[THINGS TO DO]
a - In the article about Our American Cousin, list every character the plot summary shows appearing onstage in the play's opening scenes, leaving out anyone only mentioned in the letter.
b - According to the article about Our American Cousin, from which town is Asa Trenchard traveling to claim his inheritance?
c - Pick up the article about Our American Cousin after its final sentence and write the next part.

** START OF PAGE **

STAGESTRUCK by Peter Filichia: Our American Cousin | Playbill

Related Articles
Special Features STAGESTRUCK by Peter Filichia: Our American Cousin And so, 133 years ago this week, Tom Taylor's comedy Our American Cousin opened its engagement at Ford's Theatre in Washington -- and Abe and Mary Todd Lincoln decided to attend.

And so, 133 years ago this week, Tom Taylor's comedy Our American Cousin opened its engagement at Ford's Theatre in Washington -- and Abe and Mary Todd Lincoln decided to attend.

Alas, what John Wilkes Booth did soon after the third act began gave rise to a black comic joke: "Aside from that, Mrs. Lincoln, how did you enjoy the play?"

That does bring up a good point. How good or bad was Our American Cousin ?

As the curtain rises, we're in Britain's Trenchard Manor, where servants Skillet and Sharpe set up the furniture while heroine Flo Trenchard sets up the exposition. She reads a letter from her brother, who reports that a now- deceased relative hasn't forgiven his son for marrying Mary, whom he never liked. So he's left his £80,000 inheritance to their American cousin, Asa Trenchard. He's now on his way from Brattleboro, Vermont to claim the loot.

This galls Flo, but interests her friend Augusta ("I can imagine the wild young hunter, an Apollo of the prairie!") Also holding an opinion is Dundreary, an always-there visitor who stutters, lisps, and has a penchant for dumb jokes. Example: "When is a dog's tail not a dog's tail? When it's a wagon." That's what passed for comic relief in the mid-19th century. Asa arrives, dressed like a galoot. He assumes that their astonished looks are admiring ones. "I'm about the tallest gunner, slickest dancer, and generally the loudest critter in the state." Then, one look at Flo, and wow! "One cousin ought to kiss another," he proclaims. Flo prefers a handshake.

** END OF PAGE **
** START OF INFORMATION SHOWN **

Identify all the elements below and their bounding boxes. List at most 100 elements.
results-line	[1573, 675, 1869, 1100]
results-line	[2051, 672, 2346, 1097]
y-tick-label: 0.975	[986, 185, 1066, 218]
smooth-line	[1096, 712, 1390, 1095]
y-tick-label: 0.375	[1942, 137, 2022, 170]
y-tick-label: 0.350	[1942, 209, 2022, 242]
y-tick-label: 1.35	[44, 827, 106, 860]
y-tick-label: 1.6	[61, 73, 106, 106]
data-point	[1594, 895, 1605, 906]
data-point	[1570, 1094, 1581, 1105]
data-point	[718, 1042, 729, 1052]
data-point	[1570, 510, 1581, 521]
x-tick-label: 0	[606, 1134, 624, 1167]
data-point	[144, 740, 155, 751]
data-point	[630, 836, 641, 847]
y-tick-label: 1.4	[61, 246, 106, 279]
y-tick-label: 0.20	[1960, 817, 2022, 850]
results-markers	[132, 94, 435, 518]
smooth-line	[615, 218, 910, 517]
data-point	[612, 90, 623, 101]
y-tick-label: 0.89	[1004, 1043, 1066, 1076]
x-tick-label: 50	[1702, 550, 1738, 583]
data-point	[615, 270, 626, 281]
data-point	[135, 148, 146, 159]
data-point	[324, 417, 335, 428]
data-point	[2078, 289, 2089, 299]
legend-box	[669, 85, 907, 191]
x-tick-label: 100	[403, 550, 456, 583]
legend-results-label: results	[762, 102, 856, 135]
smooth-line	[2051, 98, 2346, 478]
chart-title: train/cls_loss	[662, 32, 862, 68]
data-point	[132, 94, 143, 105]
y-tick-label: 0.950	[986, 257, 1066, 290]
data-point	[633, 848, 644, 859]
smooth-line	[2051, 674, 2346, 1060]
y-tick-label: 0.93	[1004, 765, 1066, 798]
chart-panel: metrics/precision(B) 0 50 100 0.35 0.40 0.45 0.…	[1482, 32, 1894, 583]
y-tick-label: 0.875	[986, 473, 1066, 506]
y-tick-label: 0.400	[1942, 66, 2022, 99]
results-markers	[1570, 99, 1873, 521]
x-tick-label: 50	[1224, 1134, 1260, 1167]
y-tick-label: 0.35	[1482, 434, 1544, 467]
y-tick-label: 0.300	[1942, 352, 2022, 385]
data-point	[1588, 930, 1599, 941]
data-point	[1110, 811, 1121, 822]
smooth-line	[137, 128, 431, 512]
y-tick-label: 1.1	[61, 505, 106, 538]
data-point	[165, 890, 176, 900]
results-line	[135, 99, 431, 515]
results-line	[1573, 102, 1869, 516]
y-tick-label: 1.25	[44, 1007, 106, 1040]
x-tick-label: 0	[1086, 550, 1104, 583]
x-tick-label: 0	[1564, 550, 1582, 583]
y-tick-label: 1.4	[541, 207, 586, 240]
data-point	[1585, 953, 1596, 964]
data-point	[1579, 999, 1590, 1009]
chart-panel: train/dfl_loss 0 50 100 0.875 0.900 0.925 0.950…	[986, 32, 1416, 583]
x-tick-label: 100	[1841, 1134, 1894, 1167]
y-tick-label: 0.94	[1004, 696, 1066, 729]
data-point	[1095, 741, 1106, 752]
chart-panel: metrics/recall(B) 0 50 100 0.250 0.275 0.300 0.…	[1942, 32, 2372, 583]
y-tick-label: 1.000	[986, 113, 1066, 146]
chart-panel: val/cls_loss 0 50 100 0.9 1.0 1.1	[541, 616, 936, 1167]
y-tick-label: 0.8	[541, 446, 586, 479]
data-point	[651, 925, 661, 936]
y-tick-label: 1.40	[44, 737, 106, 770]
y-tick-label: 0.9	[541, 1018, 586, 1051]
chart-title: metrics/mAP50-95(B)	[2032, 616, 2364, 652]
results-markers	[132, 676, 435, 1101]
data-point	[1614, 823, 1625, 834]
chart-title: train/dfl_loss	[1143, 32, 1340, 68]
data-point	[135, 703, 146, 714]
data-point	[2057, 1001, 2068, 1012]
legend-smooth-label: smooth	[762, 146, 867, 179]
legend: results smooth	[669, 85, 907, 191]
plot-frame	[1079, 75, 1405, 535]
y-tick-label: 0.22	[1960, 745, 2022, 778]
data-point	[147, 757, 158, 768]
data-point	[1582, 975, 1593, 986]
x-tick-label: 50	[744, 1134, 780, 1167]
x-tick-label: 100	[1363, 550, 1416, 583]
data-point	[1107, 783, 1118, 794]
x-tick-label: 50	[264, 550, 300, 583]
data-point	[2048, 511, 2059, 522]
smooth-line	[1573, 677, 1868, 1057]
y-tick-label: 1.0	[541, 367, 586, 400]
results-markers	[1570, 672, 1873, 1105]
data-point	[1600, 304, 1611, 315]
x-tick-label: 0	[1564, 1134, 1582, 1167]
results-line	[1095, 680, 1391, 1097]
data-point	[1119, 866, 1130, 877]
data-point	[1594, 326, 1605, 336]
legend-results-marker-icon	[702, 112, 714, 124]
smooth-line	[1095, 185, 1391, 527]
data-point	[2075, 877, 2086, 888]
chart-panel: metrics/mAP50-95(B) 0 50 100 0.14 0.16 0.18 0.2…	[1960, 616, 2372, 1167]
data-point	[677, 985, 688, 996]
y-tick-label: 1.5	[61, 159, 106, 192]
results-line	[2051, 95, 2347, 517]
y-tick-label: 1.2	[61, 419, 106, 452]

** END OF INFORMATION SHOWN **

[ANSWERS GIVEN]
a - Skillet, Sharpe, Flo Trenchard, Augusta, Dundreary, Asa Trenchard

b - Brattleboro, Vermont

c -
Meanwhile, Flo's father Edward finds that he owes £5,000, and tells Coyle, his solicitor, to sell a property to settle the debt. Coyle produces a paper -- with Edward's forged signature -- that says Edward signed the land over to Coyle's now-deceased father several years ago. Edward doesn't remember signing it, but there's his signature. Coyle, though, says he'll return the property to Edward if he can get Flo to marry him.

He's not the only one with marriage plans. Augusta is trying to romance Asa for his money. Though she does wince after she says "au revoir," and he says, "No, thanks, I don't take any before dinner."

What he does take, though, is a nap, right on the living room window seat. He pulls the curtains shut, thus allowing him to overhear that Coyle is trying to blackmail Flo into marriage. "I'll help just as one cousin ought to help another," he proclaims.

He follows Flo to the dairy farm owned by Mary -- who by all rights should have inherited his £80,000. When Asa meets her and sees how hard she works, he's full of admiration. ("Yo're the first right down useful gal I've seen this side of the pond.") He takes out the will and burns it.

This doesn't sit well with Augusta or her mother. "I am aware," says Mom, "that you are not used to the manners of good society." To which Asa rebuts, "Don't know the manners of good society, eh? Well, I guess I know enough to turn you inside-out, old gal -- you sockdologizing old man trap."

And that was the last line Lincoln heard, for Booth emerged, entered the presidential box, and made his fatal shot.

Had that not occurred, Lincoln would have seen Flo's return, in which she notices the not-quite-totally burned will on the ground, and shows it to Mary. Once Mary learns how self-sacrificing Asa has been, she falls in love with him. As Asa says, "It's astonishing how things have fallen in and out today."

Well, that's one way of putting it. The more cynical among us might say that Booth did the Lincolns a favor by not making them endure the entire performance.

But, believe it or not, Our American Cousin was one of the 19th century's biggest hits. By the time the Lincolns caught up with it, it had been playing around the east coast for nearly seven years. (New York premiere: Oct. 15, 1858 at Laura Keene's Theatre. Playing Flo, incidentally, was one Laura Keene.)

The assassination didn't cause the play to lose its luster. Perhaps it even added to it. Our American Cousin was popular through the rest of the century and beyond. E.A. Sothern, the original Dundreary, was still playing it in 1879. After he died, his son assumed the role, and was in the cast of the very successful 1907 revival.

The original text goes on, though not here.